Bounding box entries:
== == ==
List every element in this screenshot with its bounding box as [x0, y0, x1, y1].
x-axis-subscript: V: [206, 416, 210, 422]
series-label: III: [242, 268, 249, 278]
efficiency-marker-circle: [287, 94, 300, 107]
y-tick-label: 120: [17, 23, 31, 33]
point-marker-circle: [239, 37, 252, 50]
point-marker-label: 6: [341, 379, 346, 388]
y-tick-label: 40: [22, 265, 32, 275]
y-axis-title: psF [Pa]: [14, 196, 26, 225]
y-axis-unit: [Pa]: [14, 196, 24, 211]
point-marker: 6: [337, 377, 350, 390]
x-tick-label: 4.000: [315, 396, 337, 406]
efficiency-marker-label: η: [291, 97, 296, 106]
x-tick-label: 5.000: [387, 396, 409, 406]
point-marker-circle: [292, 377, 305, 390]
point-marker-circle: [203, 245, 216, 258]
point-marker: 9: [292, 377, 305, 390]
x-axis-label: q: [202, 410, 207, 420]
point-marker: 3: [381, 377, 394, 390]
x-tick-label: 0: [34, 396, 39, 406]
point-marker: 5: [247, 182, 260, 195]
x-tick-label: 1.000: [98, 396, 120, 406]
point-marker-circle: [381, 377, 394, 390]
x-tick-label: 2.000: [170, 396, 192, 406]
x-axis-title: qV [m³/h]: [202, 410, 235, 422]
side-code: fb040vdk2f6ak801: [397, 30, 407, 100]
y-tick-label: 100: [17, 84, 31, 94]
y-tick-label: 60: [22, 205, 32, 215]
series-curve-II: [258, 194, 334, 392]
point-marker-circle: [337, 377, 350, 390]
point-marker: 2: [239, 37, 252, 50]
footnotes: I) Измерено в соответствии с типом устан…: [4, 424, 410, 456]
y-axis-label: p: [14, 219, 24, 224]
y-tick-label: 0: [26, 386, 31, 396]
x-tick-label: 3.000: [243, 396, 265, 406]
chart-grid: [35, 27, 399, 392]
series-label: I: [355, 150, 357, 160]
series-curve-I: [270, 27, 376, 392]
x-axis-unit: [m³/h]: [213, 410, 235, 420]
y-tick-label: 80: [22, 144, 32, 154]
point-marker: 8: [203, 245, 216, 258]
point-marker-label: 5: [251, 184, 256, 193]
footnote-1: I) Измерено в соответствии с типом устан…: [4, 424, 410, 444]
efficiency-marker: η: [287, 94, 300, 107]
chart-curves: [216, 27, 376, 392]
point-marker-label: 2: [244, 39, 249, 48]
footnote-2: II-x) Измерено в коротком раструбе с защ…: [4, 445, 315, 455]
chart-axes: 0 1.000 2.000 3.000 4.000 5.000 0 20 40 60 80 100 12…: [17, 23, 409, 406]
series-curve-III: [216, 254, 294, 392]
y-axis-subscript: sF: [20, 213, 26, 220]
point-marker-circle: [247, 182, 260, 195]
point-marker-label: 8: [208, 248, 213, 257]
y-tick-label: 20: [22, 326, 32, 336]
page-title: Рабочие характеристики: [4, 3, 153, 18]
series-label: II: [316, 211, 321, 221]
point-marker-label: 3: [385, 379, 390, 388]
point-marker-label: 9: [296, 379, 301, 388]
== == ==
What is expected:
Reproduce the lines unchanged, starting at the first line and ending at the line that contains "x-tick-label: 4.000: [315, 396, 337, 406]", including both of those lines.

Correct output:
List every element in this screenshot with its bounding box as [x0, y0, x1, y1].
x-axis-subscript: V: [206, 416, 210, 422]
series-label: III: [242, 268, 249, 278]
efficiency-marker-circle: [287, 94, 300, 107]
y-tick-label: 120: [17, 23, 31, 33]
point-marker-circle: [239, 37, 252, 50]
point-marker-label: 6: [341, 379, 346, 388]
y-tick-label: 40: [22, 265, 32, 275]
y-axis-title: psF [Pa]: [14, 196, 26, 225]
y-axis-unit: [Pa]: [14, 196, 24, 211]
point-marker: 6: [337, 377, 350, 390]
x-tick-label: 4.000: [315, 396, 337, 406]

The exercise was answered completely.